● YOUR TASK
Read through the entries below and return each line with the word "screenshot".

[Collected data]
## START

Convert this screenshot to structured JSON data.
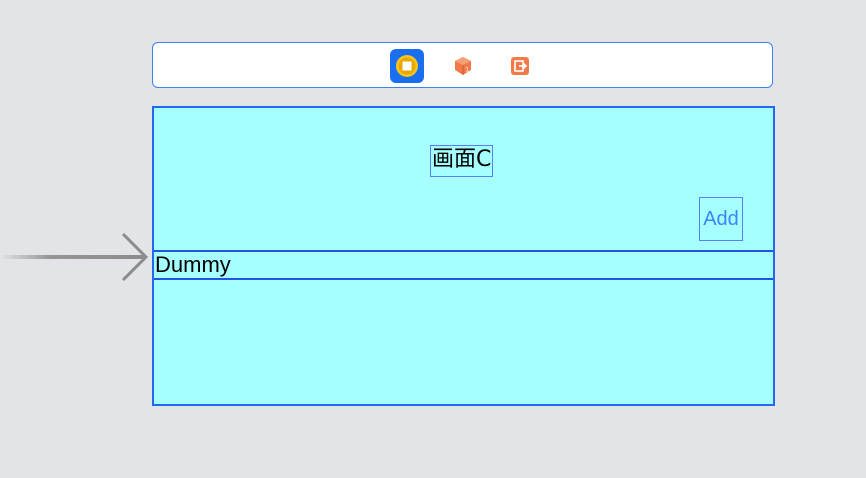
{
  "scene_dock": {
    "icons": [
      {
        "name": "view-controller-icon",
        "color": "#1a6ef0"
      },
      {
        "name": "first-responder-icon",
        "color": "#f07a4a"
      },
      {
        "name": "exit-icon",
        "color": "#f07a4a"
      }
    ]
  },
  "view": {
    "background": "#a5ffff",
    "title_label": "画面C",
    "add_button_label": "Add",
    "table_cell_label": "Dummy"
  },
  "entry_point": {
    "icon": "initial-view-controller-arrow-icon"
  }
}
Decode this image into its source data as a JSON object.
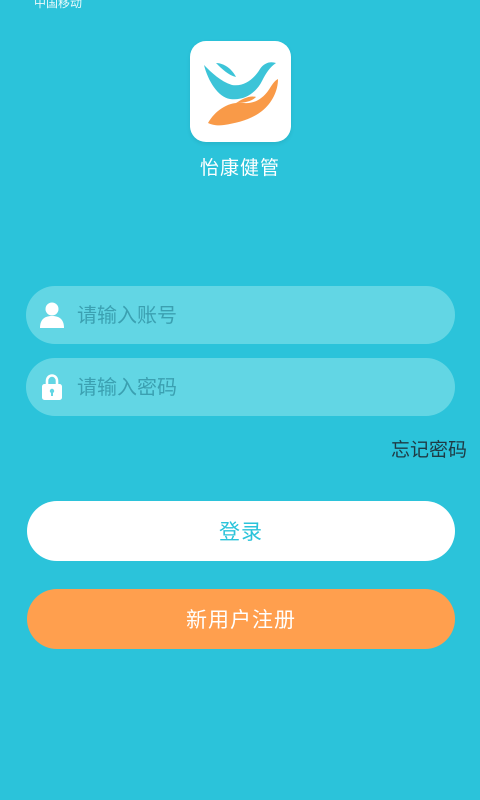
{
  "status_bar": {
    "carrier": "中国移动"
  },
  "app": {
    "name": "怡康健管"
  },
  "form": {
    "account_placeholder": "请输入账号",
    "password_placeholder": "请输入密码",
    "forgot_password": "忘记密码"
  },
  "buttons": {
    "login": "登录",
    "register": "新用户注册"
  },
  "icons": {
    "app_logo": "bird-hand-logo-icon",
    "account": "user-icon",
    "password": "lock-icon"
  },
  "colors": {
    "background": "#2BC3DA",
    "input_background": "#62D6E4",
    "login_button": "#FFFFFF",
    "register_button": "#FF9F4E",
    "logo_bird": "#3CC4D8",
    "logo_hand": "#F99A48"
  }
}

## END
## START

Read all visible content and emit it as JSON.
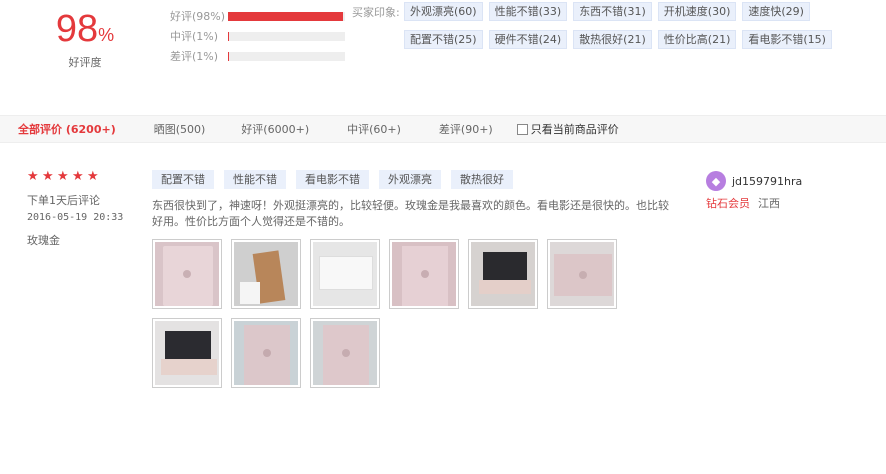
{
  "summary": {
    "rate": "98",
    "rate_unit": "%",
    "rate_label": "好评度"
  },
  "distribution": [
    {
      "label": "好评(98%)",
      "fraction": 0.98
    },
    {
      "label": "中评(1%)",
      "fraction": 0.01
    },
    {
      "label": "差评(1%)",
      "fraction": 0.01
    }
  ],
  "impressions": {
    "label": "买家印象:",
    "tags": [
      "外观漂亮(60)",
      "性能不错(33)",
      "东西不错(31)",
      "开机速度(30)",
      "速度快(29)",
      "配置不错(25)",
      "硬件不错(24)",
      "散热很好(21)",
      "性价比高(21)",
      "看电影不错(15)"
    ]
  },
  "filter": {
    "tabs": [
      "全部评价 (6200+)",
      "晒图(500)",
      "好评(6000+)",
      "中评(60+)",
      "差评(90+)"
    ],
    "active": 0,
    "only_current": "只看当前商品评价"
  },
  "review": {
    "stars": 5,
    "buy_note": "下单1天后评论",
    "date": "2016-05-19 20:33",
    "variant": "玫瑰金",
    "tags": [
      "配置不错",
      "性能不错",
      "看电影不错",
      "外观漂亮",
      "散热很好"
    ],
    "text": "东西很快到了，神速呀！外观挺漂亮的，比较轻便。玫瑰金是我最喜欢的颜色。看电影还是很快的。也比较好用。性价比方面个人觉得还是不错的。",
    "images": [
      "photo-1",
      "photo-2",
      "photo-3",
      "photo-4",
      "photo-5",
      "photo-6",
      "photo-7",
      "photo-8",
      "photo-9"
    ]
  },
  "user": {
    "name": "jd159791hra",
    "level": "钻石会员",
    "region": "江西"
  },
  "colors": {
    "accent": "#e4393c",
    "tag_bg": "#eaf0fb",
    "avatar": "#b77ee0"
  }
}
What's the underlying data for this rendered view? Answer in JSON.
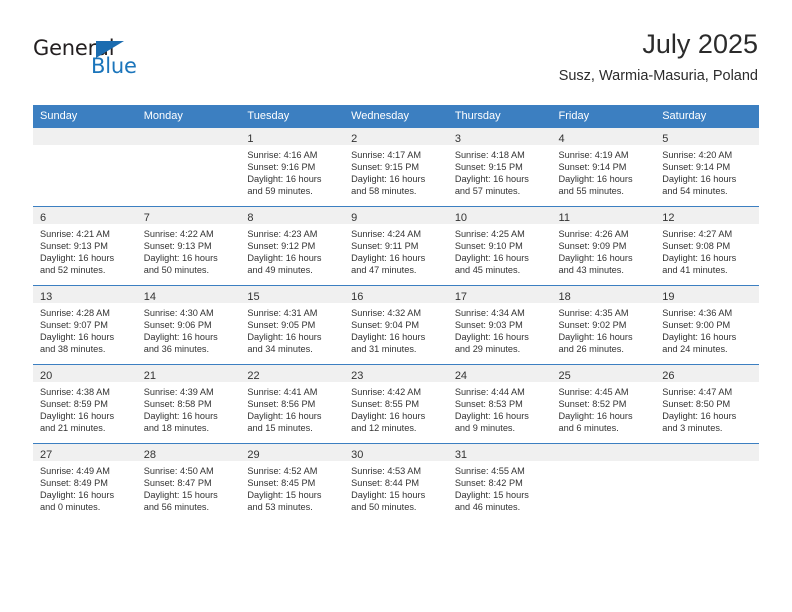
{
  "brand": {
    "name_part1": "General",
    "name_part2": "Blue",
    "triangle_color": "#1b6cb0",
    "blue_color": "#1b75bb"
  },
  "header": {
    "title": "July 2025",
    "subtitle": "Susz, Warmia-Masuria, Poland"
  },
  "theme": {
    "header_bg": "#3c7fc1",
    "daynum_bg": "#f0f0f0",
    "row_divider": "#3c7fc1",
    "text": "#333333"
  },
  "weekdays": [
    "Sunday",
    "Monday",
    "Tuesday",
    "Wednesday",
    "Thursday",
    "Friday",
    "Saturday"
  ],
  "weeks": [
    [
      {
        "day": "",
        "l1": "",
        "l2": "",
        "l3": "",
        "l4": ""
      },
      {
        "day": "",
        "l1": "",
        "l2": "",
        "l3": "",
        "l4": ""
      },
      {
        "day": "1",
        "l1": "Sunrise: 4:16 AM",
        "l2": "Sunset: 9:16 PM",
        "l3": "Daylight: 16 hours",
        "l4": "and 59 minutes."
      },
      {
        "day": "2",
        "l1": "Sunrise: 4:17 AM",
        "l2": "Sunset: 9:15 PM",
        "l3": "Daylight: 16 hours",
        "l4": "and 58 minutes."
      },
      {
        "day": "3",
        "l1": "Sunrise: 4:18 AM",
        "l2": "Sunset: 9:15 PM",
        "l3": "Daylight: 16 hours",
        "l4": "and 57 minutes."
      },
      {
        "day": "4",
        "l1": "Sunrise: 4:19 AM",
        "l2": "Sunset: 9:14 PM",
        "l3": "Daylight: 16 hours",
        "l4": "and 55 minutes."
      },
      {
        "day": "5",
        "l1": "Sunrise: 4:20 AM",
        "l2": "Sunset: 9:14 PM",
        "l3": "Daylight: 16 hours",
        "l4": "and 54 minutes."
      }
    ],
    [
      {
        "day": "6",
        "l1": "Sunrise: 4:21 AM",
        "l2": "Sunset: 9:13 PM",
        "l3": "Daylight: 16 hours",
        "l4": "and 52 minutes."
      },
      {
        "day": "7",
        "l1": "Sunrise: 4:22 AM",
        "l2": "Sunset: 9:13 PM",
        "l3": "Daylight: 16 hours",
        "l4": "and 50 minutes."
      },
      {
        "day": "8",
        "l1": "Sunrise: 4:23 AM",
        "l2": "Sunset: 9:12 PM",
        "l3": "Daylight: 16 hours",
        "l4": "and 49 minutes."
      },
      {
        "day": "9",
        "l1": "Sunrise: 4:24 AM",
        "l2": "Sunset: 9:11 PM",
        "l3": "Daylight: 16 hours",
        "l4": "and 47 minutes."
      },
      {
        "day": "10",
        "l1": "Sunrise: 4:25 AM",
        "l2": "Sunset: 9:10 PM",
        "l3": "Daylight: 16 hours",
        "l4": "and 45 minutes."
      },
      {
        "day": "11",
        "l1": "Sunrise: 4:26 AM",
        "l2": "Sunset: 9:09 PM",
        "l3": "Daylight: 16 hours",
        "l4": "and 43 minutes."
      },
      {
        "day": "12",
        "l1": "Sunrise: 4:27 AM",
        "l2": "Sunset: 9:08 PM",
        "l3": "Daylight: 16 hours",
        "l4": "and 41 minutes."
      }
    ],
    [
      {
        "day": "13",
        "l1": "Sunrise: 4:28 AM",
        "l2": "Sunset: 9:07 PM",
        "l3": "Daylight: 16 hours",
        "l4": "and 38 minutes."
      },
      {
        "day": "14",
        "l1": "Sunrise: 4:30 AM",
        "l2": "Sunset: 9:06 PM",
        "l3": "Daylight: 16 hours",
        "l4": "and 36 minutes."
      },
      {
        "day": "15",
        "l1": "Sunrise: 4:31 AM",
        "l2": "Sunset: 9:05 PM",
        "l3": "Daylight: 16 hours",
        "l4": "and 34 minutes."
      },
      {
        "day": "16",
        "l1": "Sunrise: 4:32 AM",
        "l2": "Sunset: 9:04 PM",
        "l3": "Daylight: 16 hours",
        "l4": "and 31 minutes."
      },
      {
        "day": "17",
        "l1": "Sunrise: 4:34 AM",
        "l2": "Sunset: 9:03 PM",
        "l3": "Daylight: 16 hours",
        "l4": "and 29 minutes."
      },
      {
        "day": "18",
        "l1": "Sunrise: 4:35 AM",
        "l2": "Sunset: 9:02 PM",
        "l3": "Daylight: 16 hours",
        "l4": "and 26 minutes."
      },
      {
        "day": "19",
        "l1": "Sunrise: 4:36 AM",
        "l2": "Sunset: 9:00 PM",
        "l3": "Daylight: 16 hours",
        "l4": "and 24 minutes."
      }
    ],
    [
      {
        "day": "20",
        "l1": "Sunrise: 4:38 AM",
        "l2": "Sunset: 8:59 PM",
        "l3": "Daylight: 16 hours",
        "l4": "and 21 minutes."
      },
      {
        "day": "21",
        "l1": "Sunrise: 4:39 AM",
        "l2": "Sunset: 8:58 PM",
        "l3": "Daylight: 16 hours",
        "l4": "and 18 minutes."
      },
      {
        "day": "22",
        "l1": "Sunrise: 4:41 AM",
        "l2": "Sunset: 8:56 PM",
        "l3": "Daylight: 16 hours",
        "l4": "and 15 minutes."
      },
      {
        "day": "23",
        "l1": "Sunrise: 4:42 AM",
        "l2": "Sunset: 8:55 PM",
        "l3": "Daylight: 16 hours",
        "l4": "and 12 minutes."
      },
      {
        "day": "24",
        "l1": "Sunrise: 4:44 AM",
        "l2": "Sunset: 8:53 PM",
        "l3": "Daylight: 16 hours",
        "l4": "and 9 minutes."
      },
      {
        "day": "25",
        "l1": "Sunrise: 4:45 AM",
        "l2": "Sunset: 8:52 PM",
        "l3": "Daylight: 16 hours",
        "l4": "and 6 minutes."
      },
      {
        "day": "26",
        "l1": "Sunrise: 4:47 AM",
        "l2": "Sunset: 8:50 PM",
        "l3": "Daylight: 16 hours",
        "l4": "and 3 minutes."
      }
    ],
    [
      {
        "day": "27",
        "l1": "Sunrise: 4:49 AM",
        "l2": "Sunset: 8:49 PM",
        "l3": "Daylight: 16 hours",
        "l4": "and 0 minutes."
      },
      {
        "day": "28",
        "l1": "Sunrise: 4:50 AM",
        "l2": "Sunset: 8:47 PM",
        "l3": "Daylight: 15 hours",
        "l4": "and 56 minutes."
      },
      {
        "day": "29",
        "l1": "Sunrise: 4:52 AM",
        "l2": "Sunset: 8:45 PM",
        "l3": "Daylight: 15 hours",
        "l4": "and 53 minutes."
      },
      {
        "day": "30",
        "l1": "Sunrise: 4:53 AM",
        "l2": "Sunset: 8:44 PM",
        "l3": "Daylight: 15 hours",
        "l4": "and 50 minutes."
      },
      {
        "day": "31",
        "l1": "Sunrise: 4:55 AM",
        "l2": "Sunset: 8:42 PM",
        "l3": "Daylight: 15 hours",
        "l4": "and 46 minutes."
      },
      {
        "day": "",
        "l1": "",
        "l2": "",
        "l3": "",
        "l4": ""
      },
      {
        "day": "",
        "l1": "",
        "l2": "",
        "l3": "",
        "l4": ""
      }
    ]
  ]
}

## END
## START

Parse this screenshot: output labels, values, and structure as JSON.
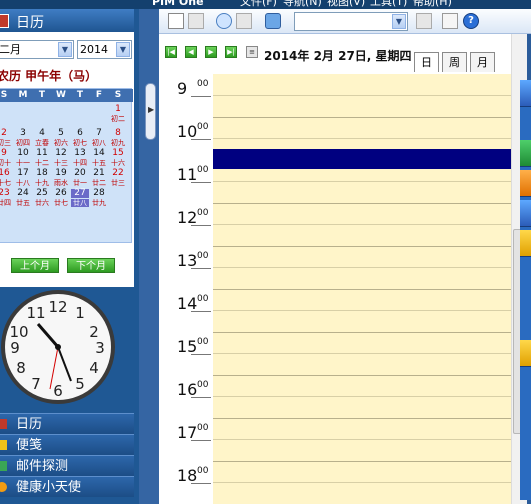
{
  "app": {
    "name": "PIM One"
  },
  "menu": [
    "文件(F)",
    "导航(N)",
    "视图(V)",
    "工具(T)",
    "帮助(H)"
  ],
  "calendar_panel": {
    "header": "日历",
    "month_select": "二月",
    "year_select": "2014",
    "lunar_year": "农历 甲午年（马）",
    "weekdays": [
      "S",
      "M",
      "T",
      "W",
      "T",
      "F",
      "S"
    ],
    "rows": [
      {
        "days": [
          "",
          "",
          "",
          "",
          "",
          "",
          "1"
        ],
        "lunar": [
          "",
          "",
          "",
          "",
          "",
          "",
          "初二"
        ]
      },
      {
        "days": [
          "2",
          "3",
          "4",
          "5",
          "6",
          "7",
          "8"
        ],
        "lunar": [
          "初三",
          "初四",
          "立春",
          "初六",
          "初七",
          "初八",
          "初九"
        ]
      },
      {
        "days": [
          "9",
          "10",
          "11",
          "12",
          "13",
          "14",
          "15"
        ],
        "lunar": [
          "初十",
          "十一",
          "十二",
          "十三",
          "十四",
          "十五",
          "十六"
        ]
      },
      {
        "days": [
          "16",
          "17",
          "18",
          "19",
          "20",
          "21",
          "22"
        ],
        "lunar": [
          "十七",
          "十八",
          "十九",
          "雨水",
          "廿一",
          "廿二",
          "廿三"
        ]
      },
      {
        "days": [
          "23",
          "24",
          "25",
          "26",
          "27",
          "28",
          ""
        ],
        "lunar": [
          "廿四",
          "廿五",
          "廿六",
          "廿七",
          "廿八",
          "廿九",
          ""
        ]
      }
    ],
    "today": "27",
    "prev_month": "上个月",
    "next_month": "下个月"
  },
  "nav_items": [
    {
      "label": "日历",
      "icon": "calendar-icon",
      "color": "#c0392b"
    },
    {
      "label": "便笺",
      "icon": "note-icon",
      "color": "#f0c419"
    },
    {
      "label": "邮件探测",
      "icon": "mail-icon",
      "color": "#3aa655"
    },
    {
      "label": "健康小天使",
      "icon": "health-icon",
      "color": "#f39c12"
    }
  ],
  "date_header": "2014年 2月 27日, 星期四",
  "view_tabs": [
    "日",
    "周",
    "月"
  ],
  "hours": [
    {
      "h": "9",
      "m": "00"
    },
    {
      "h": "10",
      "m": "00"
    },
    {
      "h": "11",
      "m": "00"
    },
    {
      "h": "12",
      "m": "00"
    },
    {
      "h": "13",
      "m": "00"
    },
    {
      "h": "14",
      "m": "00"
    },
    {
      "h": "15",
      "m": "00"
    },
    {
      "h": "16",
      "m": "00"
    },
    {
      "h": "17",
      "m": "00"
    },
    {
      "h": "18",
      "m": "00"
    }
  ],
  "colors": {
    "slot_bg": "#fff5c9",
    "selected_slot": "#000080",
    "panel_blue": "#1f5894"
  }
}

## END

● WRITTEN RESPONSE
Convert this screenshot to structured JSON data.
Parse this screenshot: output labels, values, and structure as JSON.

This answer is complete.